*Selected extract*
================================
Most indie founders use MRR. Most VCs want ARR. Understanding when to use each — and why — changes how you talk about your business.

3 min read·June 19, 2026·BuildPassport Team

ARR (Annual Recurring Revenue) is simply MRR multiplied by 12. They measure the same thing at different time scales, so why do they matter differently?

When to use MRR

MRR is the right metric when your business is growing or changing quickly. It lets you see month-over-month momentum clearly. For most bootstrapped and early-stage SaaS products, MRR is the primary operating metric because it reflects current reality faster than ARR.

When to use ARR

ARR is used in enterprise sales contexts and in conversations with investors. It normalizes the comparison between monthly and annual plan customers, and it sounds more substantial in a pitch. "$120K ARR" and "$10K MRR" describe the same business — but the former is the language of VC-backed companies and acquisition conversations.
================================
*Data excerpt*
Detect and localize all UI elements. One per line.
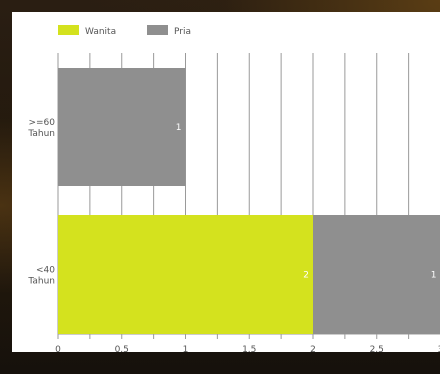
================================
*Short task*
Extend the article comparing MRR and ARR, picking up right after its last sentence about VC-backed companies and acquisition conversations.

*Task response*
The trap to avoid

Do not switch between MRR and ARR depending on which number sounds bigger. Pick one and use it consistently. Sophisticated buyers and investors will spot the inconsistency immediately, and it will raise questions about your other numbers.

For indie founders

Use MRR for your own tracking and weekly updates. Switch to ARR when talking to acquirers or enterprise customers who expect that framing. Either way, make sure the number is verifiable — a claimed ARR carries a fraction of the weight of a verified one.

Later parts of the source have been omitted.